◆ What you have to do:
Your task is to reproduce the entries below word for word.

◆ Data to use:
++++++++

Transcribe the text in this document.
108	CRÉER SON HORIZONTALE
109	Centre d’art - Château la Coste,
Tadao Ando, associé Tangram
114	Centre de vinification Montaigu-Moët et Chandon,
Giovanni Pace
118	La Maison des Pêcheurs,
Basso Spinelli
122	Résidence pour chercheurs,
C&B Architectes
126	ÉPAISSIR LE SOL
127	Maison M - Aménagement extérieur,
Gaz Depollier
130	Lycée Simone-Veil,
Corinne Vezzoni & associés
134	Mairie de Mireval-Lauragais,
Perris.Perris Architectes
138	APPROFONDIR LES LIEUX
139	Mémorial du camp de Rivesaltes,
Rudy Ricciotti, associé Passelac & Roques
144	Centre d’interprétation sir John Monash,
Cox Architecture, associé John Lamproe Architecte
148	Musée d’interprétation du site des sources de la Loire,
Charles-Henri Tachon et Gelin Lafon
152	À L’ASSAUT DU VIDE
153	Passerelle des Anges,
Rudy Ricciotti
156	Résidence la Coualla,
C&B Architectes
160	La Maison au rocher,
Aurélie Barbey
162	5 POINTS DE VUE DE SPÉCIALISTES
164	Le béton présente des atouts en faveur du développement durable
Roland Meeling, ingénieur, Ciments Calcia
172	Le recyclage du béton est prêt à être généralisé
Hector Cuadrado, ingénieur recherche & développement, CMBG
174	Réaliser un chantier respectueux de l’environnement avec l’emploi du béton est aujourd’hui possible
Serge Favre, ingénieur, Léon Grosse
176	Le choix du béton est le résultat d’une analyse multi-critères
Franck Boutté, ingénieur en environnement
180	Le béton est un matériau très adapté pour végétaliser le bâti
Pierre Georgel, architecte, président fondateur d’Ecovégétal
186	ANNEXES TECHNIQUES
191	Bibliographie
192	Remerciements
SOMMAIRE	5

++++++++

◆ Task response:
Transcribe the text in this document.
108	CRÉER SON HORIZONTALE
109	Centre d’art - Château la Coste,
Tadao Ando, associé Tangram
114	Centre de vinification Montaigu-Moët et Chandon,
Giovanni Pace
118	La Maison des Pêcheurs,
Basso Spinelli
122	Résidence pour chercheurs,
C&B Architectes
126	ÉPAISSIR LE SOL
127	Maison M - Aménagement extérieur,
Gaz Depollier
130	Lycée Simone-Veil,
Corinne Vezzoni & associés
134	Mairie de Mireval-Lauragais,
Perris.Perris Architectes
138	APPROFONDIR LES LIEUX
139	Mémorial du camp de Rivesaltes,
Rudy Ricciotti, associé Passelac & Roques
144	Centre d’interprétation sir John Monash,
Cox Architecture, associé John Lamproe Architecte
148	Musée d’interprétation du site des sources de la Loire,
Charles-Henri Tachon et Gelin Lafon
152	À L’ASSAUT DU VIDE
153	Passerelle des Anges,
Rudy Ricciotti
156	Résidence la Coualla,
C&B Architectes
160	La Maison au rocher,
Aurélie Barbey
162	5 POINTS DE VUE DE SPÉCIALISTES
164	Le béton présente des atouts en faveur du développement durable
Roland Meeling, ingénieur, Ciments Calcia
172	Le recyclage du béton est prêt à être généralisé
Hector Cuadrado, ingénieur recherche & développement, CMBG
174	Réaliser un chantier respectueux de l’environnement avec l’emploi du béton est aujourd’hui possible
Serge Favre, ingénieur, Léon Grosse
176	Le choix du béton est le résultat d’une analyse multi-critères
Franck Boutté, ingénieur en environnement
180	Le béton est un matériau très adapté pour végétaliser le bâti
Pierre Georgel, architecte, président fondateur d’Ecovégétal
186	ANNEXES TECHNIQUES
191	Bibliographie
192	Remerciements
SOMMAIRE	5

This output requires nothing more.